- **Instructions for the task**:
Copy the records below exactly, leaving out every picture.

Data excerpts:
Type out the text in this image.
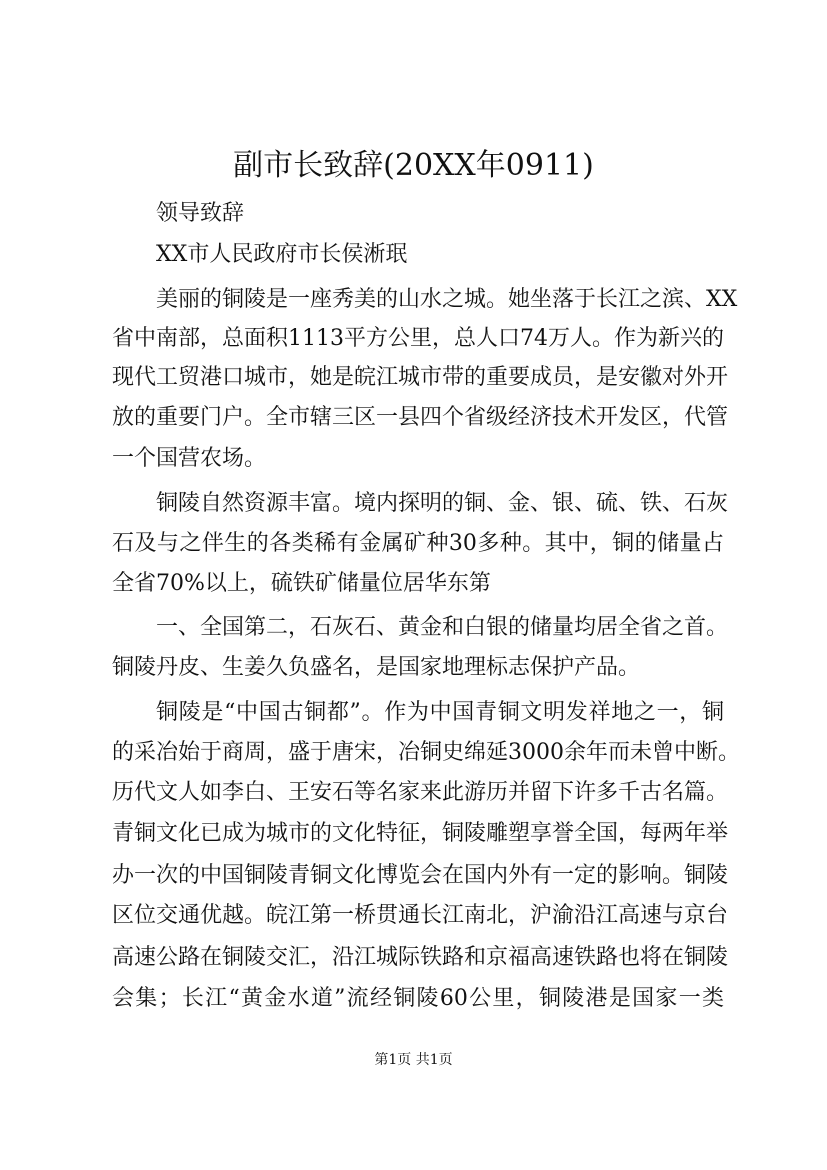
副市长致辞(20XX年0911)

领导致辞

XX市人民政府市长侯淅珉

美丽的铜陵是一座秀美的山水之城。她坐落于长江之滨、XX

省中南部，总面积1113平方公里，总人口74万人。作为新兴的

现代工贸港口城市，她是皖江城市带的重要成员，是安徽对外开

放的重要门户。全市辖三区一县四个省级经济技术开发区，代管

一个国营农场。

铜陵自然资源丰富。境内探明的铜、金、银、硫、铁、石灰

石及与之伴生的各类稀有金属矿种30多种。其中，铜的储量占

全省70%以上，硫铁矿储量位居华东第

一、全国第二，石灰石、黄金和白银的储量均居全省之首。

铜陵丹皮、生姜久负盛名，是国家地理标志保护产品。

铜陵是“中国古铜都”。作为中国青铜文明发祥地之一，铜

的采冶始于商周，盛于唐宋，冶铜史绵延3000余年而未曾中断。

历代文人如李白、王安石等名家来此游历并留下许多千古名篇。

青铜文化已成为城市的文化特征，铜陵雕塑享誉全国，每两年举

办一次的中国铜陵青铜文化博览会在国内外有一定的影响。铜陵

区位交通优越。皖江第一桥贯通长江南北，沪渝沿江高速与京台

高速公路在铜陵交汇，沿江城际铁路和京福高速铁路也将在铜陵

会集；长江“黄金水道”流经铜陵60公里，铜陵港是国家一类

第1页 共1页
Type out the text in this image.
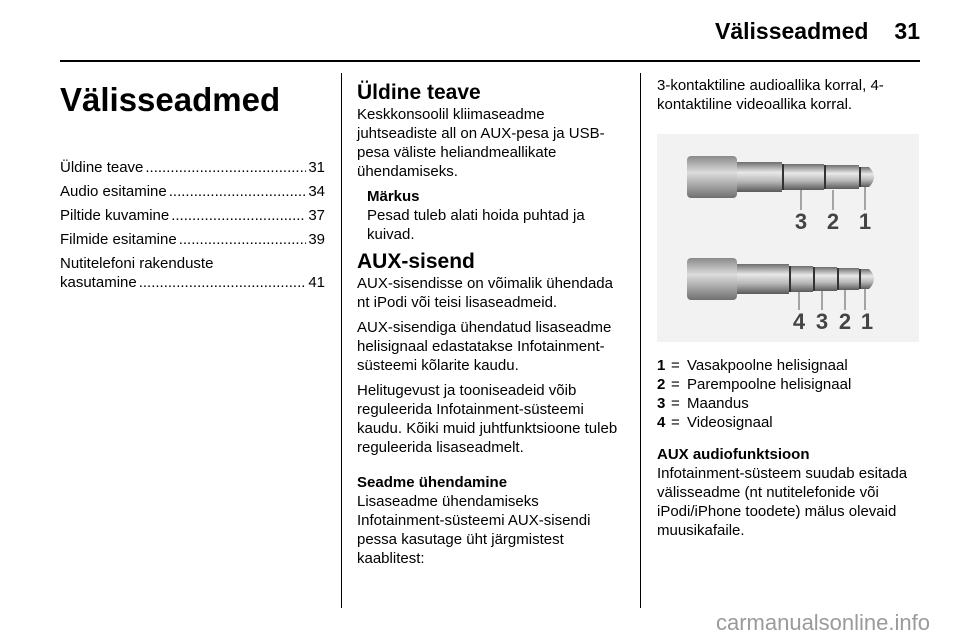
Välisseadmed 31
Välisseadmed
Üldine teave .....	31
Audio esitamine .....	34
Piltide kuvamine .....	37
Filmide esitamine .....	39
Nutitelefoni rakenduste
kasutamine .....	41
Üldine teave

Keskkonsoolil kliimaseadme juhtseadiste all on AUX-pesa ja USB-pesa väliste heliandmeallikate ühendamiseks.

Märkus
Pesad tuleb alati hoida puhtad ja kuivad.
AUX-sisend

AUX-sisendisse on võimalik ühendada nt iPodi või teisi lisaseadmeid.

AUX-sisendiga ühendatud lisaseadme helisignaal edastatakse Infotainment-süsteemi kõlarite kaudu.

Helitugevust ja tooniseadeid võib reguleerida Infotainment-süsteemi kaudu. Kõiki muid juhtfunktsioone tuleb reguleerida lisaseadmelt.

Seadme ühendamine

Lisaseadme ühendamiseks Infotainment-süsteemi AUX-sisendi pessa kasutage üht järgmistest kaablitest:

3-kontaktiline audioallika korral, 4-kontaktiline videoallika korral.

3 2 1
4 3 2 1
1 = Vasakpoolne helisignaal
2 = Parempoolne helisignaal
3 = Maandus
4 = Videosignaal
AUX audiofunktsioon

Infotainment-süsteem suudab esitada välisseadme (nt nutitelefonide või iPodi/iPhone toodete) mälus olevaid muusikafaile.

carmanualsonline.info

- **Response**:
Type out the text in this image.
副市长致辞(20XX年0911)

领导致辞

XX市人民政府市长侯淅珉

美丽的铜陵是一座秀美的山水之城。她坐落于长江之滨、XX

省中南部，总面积1113平方公里，总人口74万人。作为新兴的

现代工贸港口城市，她是皖江城市带的重要成员，是安徽对外开

放的重要门户。全市辖三区一县四个省级经济技术开发区，代管

一个国营农场。

铜陵自然资源丰富。境内探明的铜、金、银、硫、铁、石灰

石及与之伴生的各类稀有金属矿种30多种。其中，铜的储量占

全省70%以上，硫铁矿储量位居华东第

一、全国第二，石灰石、黄金和白银的储量均居全省之首。

铜陵丹皮、生姜久负盛名，是国家地理标志保护产品。

铜陵是“中国古铜都”。作为中国青铜文明发祥地之一，铜

的采冶始于商周，盛于唐宋，冶铜史绵延3000余年而未曾中断。

历代文人如李白、王安石等名家来此游历并留下许多千古名篇。

青铜文化已成为城市的文化特征，铜陵雕塑享誉全国，每两年举

办一次的中国铜陵青铜文化博览会在国内外有一定的影响。铜陵

区位交通优越。皖江第一桥贯通长江南北，沪渝沿江高速与京台

高速公路在铜陵交汇，沿江城际铁路和京福高速铁路也将在铜陵

会集；长江“黄金水道”流经铜陵60公里，铜陵港是国家一类

第1页 共1页
Type out the text in this image.
Välisseadmed 31
Välisseadmed
Üldine teave .....	31
Audio esitamine .....	34
Piltide kuvamine .....	37
Filmide esitamine .....	39
Nutitelefoni rakenduste
kasutamine .....	41
Üldine teave

Keskkonsoolil kliimaseadme juhtseadiste all on AUX-pesa ja USB-pesa väliste heliandmeallikate ühendamiseks.

Märkus
Pesad tuleb alati hoida puhtad ja kuivad.
AUX-sisend

AUX-sisendisse on võimalik ühendada nt iPodi või teisi lisaseadmeid.

AUX-sisendiga ühendatud lisaseadme helisignaal edastatakse Infotainment-süsteemi kõlarite kaudu.

Helitugevust ja tooniseadeid võib reguleerida Infotainment-süsteemi kaudu. Kõiki muid juhtfunktsioone tuleb reguleerida lisaseadmelt.

Seadme ühendamine

Lisaseadme ühendamiseks Infotainment-süsteemi AUX-sisendi pessa kasutage üht järgmistest kaablitest:

3-kontaktiline audioallika korral, 4-kontaktiline videoallika korral.

3 2 1
4 3 2 1
1 = Vasakpoolne helisignaal
2 = Parempoolne helisignaal
3 = Maandus
4 = Videosignaal
AUX audiofunktsioon

Infotainment-süsteem suudab esitada välisseadme (nt nutitelefonide või iPodi/iPhone toodete) mälus olevaid muusikafaile.

carmanualsonline.info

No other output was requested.